§ Provided entries

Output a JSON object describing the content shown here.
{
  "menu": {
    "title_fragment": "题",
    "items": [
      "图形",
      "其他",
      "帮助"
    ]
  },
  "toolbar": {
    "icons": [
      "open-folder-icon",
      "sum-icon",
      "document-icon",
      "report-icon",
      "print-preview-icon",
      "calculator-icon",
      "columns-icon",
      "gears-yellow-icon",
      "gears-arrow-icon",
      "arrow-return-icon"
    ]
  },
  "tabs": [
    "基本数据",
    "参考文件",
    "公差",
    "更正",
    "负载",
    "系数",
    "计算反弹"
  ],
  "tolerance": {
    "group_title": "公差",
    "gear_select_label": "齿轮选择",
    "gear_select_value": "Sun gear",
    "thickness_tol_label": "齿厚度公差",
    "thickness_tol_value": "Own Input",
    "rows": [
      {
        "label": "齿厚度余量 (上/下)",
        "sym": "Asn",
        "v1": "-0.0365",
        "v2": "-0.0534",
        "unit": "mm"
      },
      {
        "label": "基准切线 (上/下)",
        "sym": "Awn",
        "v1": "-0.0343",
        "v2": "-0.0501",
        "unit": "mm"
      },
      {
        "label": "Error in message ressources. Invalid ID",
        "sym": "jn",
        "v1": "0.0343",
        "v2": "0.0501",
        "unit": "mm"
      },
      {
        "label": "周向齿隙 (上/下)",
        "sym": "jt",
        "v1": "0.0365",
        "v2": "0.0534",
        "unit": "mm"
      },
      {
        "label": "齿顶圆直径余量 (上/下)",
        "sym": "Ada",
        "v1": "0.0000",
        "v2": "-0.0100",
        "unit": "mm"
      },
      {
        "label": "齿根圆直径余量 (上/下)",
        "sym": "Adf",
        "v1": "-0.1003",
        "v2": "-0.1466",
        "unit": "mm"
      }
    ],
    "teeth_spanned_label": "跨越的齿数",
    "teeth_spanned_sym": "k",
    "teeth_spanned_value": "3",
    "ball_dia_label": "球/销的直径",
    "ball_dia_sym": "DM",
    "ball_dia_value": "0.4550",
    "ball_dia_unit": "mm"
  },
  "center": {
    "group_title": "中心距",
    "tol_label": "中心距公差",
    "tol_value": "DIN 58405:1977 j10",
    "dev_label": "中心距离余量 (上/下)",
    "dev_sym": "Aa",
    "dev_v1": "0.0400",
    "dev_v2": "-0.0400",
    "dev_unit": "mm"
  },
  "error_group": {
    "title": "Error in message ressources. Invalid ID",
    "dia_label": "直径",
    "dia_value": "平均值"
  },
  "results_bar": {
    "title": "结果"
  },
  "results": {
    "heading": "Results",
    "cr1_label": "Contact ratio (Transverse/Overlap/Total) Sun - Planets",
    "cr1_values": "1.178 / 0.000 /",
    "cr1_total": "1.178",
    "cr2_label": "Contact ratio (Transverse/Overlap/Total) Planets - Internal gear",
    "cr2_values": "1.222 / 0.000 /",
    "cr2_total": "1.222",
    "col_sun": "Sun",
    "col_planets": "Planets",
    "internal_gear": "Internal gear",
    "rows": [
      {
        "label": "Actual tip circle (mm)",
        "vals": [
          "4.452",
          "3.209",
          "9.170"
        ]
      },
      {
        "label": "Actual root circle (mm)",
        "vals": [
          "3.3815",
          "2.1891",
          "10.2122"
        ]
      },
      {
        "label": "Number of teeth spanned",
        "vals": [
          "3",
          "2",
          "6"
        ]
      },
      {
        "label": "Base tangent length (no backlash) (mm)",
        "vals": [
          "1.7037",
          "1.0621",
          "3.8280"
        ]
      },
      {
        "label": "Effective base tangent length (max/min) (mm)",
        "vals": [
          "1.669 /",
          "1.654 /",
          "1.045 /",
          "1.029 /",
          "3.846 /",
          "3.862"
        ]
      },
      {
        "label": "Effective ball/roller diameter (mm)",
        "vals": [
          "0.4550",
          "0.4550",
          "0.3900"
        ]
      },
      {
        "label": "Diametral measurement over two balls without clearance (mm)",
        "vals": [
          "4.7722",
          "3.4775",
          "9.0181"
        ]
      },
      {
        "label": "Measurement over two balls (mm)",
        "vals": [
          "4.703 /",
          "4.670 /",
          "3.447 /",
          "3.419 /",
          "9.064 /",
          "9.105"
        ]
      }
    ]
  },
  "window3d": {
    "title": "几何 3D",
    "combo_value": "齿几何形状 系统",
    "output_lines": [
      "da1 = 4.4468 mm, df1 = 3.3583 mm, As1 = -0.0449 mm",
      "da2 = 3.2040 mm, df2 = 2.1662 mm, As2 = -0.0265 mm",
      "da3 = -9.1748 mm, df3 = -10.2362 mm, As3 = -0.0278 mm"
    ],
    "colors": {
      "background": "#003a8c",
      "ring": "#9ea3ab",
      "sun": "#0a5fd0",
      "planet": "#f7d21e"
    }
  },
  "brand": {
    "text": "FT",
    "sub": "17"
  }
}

§ Short problem
From the records above, extract every entry verbatim.

§ The reply
Output a JSON object describing the content shown here.
{
  "menu": {
    "title_fragment": "题",
    "items": [
      "图形",
      "其他",
      "帮助"
    ]
  },
  "toolbar": {
    "icons": [
      "open-folder-icon",
      "sum-icon",
      "document-icon",
      "report-icon",
      "print-preview-icon",
      "calculator-icon",
      "columns-icon",
      "gears-yellow-icon",
      "gears-arrow-icon",
      "arrow-return-icon"
    ]
  },
  "tabs": [
    "基本数据",
    "参考文件",
    "公差",
    "更正",
    "负载",
    "系数",
    "计算反弹"
  ],
  "tolerance": {
    "group_title": "公差",
    "gear_select_label": "齿轮选择",
    "gear_select_value": "Sun gear",
    "thickness_tol_label": "齿厚度公差",
    "thickness_tol_value": "Own Input",
    "rows": [
      {
        "label": "齿厚度余量 (上/下)",
        "sym": "Asn",
        "v1": "-0.0365",
        "v2": "-0.0534",
        "unit": "mm"
      },
      {
        "label": "基准切线 (上/下)",
        "sym": "Awn",
        "v1": "-0.0343",
        "v2": "-0.0501",
        "unit": "mm"
      },
      {
        "label": "Error in message ressources. Invalid ID",
        "sym": "jn",
        "v1": "0.0343",
        "v2": "0.0501",
        "unit": "mm"
      },
      {
        "label": "周向齿隙 (上/下)",
        "sym": "jt",
        "v1": "0.0365",
        "v2": "0.0534",
        "unit": "mm"
      },
      {
        "label": "齿顶圆直径余量 (上/下)",
        "sym": "Ada",
        "v1": "0.0000",
        "v2": "-0.0100",
        "unit": "mm"
      },
      {
        "label": "齿根圆直径余量 (上/下)",
        "sym": "Adf",
        "v1": "-0.1003",
        "v2": "-0.1466",
        "unit": "mm"
      }
    ],
    "teeth_spanned_label": "跨越的齿数",
    "teeth_spanned_sym": "k",
    "teeth_spanned_value": "3",
    "ball_dia_label": "球/销的直径",
    "ball_dia_sym": "DM",
    "ball_dia_value": "0.4550",
    "ball_dia_unit": "mm"
  },
  "center": {
    "group_title": "中心距",
    "tol_label": "中心距公差",
    "tol_value": "DIN 58405:1977 j10",
    "dev_label": "中心距离余量 (上/下)",
    "dev_sym": "Aa",
    "dev_v1": "0.0400",
    "dev_v2": "-0.0400",
    "dev_unit": "mm"
  },
  "error_group": {
    "title": "Error in message ressources. Invalid ID",
    "dia_label": "直径",
    "dia_value": "平均值"
  },
  "results_bar": {
    "title": "结果"
  },
  "results": {
    "heading": "Results",
    "cr1_label": "Contact ratio (Transverse/Overlap/Total) Sun - Planets",
    "cr1_values": "1.178 / 0.000 /",
    "cr1_total": "1.178",
    "cr2_label": "Contact ratio (Transverse/Overlap/Total) Planets - Internal gear",
    "cr2_values": "1.222 / 0.000 /",
    "cr2_total": "1.222",
    "col_sun": "Sun",
    "col_planets": "Planets",
    "internal_gear": "Internal gear",
    "rows": [
      {
        "label": "Actual tip circle (mm)",
        "vals": [
          "4.452",
          "3.209",
          "9.170"
        ]
      },
      {
        "label": "Actual root circle (mm)",
        "vals": [
          "3.3815",
          "2.1891",
          "10.2122"
        ]
      },
      {
        "label": "Number of teeth spanned",
        "vals": [
          "3",
          "2",
          "6"
        ]
      },
      {
        "label": "Base tangent length (no backlash) (mm)",
        "vals": [
          "1.7037",
          "1.0621",
          "3.8280"
        ]
      },
      {
        "label": "Effective base tangent length (max/min) (mm)",
        "vals": [
          "1.669 /",
          "1.654 /",
          "1.045 /",
          "1.029 /",
          "3.846 /",
          "3.862"
        ]
      },
      {
        "label": "Effective ball/roller diameter (mm)",
        "vals": [
          "0.4550",
          "0.4550",
          "0.3900"
        ]
      },
      {
        "label": "Diametral measurement over two balls without clearance (mm)",
        "vals": [
          "4.7722",
          "3.4775",
          "9.0181"
        ]
      },
      {
        "label": "Measurement over two balls (mm)",
        "vals": [
          "4.703 /",
          "4.670 /",
          "3.447 /",
          "3.419 /",
          "9.064 /",
          "9.105"
        ]
      }
    ]
  },
  "window3d": {
    "title": "几何 3D",
    "combo_value": "齿几何形状 系统",
    "output_lines": [
      "da1 = 4.4468 mm, df1 = 3.3583 mm, As1 = -0.0449 mm",
      "da2 = 3.2040 mm, df2 = 2.1662 mm, As2 = -0.0265 mm",
      "da3 = -9.1748 mm, df3 = -10.2362 mm, As3 = -0.0278 mm"
    ],
    "colors": {
      "background": "#003a8c",
      "ring": "#9ea3ab",
      "sun": "#0a5fd0",
      "planet": "#f7d21e"
    }
  },
  "brand": {
    "text": "FT",
    "sub": "17"
  }
}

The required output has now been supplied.